(begin)
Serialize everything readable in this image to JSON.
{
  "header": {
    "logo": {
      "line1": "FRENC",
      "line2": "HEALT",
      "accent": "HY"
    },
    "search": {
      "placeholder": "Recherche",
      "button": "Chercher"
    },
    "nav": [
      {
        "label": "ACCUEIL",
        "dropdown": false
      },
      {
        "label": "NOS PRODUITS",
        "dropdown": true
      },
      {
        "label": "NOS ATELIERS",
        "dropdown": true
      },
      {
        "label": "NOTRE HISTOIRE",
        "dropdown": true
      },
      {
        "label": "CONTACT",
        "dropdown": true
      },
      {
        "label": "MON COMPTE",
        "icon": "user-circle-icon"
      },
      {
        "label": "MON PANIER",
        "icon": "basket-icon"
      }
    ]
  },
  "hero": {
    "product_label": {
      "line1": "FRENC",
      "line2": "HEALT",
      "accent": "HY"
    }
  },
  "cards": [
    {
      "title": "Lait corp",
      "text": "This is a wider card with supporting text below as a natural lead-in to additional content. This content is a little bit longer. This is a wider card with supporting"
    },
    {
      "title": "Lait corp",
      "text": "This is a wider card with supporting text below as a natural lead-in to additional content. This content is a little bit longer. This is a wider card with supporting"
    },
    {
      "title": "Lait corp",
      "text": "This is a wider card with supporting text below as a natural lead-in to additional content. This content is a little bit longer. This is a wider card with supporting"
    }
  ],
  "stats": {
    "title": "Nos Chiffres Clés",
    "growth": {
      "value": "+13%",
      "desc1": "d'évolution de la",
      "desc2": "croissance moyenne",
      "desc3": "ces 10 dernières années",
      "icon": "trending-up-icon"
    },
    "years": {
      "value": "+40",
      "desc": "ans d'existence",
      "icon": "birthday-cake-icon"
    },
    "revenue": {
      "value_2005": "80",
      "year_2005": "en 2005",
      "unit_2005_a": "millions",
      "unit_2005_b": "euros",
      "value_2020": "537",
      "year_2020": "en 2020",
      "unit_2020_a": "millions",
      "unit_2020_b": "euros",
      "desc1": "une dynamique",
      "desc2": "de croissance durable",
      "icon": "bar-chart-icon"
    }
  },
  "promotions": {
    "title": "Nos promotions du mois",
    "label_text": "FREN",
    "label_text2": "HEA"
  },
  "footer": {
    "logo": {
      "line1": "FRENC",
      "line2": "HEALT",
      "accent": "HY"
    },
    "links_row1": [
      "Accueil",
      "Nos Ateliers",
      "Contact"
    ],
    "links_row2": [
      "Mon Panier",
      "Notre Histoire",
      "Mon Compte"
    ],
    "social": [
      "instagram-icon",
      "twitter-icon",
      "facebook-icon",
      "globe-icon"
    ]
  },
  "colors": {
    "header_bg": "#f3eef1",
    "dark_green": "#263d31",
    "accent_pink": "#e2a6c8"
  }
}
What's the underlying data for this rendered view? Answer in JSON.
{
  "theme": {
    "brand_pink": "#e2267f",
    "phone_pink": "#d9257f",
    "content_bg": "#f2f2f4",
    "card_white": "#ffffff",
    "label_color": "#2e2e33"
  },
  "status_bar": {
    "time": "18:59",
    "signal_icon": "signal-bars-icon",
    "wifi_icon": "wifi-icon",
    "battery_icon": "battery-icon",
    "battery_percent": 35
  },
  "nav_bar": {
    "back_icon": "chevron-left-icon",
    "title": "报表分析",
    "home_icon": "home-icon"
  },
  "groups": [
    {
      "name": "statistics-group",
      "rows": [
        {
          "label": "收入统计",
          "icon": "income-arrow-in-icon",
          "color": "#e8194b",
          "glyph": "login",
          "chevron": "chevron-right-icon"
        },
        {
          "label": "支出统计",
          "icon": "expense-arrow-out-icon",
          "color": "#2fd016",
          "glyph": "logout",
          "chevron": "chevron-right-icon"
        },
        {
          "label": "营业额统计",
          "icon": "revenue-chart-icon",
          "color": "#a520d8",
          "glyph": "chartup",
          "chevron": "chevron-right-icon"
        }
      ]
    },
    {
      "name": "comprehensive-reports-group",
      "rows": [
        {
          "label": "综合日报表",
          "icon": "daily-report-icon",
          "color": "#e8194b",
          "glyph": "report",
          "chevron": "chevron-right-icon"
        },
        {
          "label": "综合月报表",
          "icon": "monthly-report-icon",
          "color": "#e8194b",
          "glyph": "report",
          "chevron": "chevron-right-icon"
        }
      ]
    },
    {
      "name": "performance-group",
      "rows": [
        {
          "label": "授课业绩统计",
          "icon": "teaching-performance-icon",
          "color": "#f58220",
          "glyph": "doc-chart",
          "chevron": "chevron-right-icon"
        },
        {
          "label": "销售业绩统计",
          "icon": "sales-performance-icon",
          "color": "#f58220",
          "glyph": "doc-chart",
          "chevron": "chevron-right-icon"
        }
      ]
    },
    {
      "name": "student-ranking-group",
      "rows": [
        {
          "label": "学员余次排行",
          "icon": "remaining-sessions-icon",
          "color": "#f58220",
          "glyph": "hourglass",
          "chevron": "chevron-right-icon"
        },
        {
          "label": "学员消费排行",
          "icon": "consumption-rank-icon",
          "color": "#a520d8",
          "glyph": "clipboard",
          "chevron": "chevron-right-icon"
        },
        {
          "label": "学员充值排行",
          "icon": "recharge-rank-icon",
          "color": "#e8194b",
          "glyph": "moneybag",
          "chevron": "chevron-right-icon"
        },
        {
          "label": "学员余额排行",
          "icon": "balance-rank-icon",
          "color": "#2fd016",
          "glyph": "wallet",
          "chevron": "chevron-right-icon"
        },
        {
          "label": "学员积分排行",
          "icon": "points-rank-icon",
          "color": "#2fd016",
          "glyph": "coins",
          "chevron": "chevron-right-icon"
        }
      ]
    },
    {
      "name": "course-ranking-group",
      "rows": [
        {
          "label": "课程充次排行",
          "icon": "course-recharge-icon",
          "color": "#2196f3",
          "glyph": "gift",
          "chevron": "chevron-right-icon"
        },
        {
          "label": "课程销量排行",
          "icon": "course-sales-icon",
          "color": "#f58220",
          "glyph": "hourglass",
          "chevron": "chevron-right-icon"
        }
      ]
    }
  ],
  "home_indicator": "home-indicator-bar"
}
(end)
**The request:**
Search the lines for the string "recharge" and copy every line that has it.

**Finished task:**
          "icon": "recharge-rank-icon",
          "icon": "course-recharge-icon",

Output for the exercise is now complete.